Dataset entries
★ ★ ★
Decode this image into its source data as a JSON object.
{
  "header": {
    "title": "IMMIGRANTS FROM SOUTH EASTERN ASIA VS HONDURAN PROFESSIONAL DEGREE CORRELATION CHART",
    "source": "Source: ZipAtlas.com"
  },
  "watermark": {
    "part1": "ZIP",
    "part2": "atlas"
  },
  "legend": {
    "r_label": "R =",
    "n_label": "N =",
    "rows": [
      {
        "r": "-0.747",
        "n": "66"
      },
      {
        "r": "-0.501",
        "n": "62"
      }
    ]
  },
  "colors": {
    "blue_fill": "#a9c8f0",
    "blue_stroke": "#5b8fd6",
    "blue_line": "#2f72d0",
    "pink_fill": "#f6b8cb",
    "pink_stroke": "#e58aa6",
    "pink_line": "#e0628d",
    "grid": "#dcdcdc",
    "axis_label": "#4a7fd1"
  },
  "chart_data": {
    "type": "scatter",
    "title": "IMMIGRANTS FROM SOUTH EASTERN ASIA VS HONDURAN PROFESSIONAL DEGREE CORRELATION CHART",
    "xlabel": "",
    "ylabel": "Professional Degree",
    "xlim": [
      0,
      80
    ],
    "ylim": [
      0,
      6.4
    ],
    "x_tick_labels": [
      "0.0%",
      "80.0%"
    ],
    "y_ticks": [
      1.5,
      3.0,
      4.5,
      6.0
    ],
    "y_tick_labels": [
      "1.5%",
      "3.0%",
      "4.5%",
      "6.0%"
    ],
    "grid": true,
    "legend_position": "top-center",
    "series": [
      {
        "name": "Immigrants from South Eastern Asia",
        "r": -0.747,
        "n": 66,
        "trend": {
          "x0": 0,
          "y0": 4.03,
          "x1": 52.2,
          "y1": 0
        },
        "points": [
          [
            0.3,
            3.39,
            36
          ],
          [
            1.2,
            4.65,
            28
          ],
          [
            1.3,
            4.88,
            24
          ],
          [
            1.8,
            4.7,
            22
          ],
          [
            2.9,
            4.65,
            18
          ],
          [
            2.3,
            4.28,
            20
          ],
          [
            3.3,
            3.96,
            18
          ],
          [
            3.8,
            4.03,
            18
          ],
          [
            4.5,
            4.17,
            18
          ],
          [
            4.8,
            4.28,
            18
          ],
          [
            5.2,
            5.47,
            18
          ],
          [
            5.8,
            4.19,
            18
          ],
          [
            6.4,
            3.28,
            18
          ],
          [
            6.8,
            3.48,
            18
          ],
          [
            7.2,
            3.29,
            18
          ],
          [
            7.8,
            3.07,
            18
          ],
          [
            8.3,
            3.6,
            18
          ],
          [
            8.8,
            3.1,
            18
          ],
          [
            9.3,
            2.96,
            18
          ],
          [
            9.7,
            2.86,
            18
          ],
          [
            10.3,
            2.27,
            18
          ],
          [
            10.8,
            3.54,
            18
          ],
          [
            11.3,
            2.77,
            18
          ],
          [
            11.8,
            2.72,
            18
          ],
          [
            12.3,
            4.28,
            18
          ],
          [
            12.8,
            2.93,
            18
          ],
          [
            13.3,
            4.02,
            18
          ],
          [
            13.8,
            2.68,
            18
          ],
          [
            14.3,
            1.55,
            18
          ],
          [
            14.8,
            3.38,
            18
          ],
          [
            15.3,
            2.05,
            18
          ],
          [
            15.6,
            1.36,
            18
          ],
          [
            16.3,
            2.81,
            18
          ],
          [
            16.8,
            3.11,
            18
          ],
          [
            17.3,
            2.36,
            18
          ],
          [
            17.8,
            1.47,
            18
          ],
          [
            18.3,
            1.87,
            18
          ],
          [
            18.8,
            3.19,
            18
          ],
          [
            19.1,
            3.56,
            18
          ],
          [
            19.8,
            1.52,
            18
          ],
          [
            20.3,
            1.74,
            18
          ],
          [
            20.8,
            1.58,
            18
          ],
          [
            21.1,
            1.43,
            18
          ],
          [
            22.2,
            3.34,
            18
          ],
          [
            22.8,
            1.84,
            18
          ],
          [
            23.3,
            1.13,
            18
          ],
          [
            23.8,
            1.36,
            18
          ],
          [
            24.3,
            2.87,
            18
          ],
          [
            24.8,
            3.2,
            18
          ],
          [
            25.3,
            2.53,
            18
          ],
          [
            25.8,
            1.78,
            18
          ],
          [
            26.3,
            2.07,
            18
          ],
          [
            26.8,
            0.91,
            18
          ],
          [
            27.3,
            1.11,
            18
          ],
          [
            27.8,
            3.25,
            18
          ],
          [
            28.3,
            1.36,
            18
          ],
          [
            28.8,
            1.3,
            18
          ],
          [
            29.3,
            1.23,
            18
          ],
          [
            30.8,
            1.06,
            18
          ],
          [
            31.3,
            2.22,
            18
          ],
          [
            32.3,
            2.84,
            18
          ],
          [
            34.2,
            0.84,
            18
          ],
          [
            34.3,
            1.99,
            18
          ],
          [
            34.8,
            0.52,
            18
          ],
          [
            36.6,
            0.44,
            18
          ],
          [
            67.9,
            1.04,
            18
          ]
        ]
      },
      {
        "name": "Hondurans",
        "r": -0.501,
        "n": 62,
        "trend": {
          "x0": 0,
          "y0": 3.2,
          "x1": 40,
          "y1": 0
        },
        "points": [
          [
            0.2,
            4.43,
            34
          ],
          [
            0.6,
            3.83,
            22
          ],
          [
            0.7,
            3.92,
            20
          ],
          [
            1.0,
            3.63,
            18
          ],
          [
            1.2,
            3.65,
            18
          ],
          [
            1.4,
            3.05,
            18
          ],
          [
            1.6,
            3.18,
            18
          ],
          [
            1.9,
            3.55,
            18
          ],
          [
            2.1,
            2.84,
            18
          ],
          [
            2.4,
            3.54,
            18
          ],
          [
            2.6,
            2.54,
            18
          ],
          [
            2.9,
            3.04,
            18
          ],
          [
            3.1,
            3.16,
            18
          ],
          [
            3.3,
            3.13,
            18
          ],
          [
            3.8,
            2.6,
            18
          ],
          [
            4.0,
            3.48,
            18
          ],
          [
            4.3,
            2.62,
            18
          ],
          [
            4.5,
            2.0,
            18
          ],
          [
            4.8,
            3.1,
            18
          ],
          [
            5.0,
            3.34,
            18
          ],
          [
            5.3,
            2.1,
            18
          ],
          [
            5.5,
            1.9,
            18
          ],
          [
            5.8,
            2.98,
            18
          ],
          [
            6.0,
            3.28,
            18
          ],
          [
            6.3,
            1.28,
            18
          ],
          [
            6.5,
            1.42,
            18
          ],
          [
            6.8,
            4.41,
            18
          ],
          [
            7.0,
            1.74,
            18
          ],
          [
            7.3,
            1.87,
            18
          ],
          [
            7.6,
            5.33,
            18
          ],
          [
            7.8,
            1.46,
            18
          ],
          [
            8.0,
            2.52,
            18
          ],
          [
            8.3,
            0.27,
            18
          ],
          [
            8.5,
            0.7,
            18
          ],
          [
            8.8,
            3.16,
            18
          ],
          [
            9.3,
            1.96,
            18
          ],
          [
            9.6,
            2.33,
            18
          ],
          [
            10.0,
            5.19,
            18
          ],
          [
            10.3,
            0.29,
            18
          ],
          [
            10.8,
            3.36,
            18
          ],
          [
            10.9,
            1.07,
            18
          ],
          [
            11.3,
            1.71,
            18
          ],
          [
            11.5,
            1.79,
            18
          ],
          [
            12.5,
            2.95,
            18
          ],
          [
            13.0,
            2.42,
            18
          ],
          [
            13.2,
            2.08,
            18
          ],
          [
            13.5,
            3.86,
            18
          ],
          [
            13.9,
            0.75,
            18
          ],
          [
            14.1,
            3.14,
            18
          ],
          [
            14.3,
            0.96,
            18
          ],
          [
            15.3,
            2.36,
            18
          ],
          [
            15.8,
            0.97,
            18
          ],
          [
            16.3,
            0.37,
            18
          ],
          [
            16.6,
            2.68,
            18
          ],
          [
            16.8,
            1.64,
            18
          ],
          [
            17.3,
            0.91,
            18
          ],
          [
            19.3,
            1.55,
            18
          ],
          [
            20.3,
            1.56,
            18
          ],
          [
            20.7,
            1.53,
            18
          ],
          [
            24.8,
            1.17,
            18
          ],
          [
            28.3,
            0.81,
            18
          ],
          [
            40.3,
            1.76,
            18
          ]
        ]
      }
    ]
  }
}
★ ★ ★
◆ **What is asked**:
Which lines hold the word "source"? Show each one.

◆ **Exercise response**:
Decode this image into its source data as a JSON object.
    "source": "Source: ZipAtlas.com"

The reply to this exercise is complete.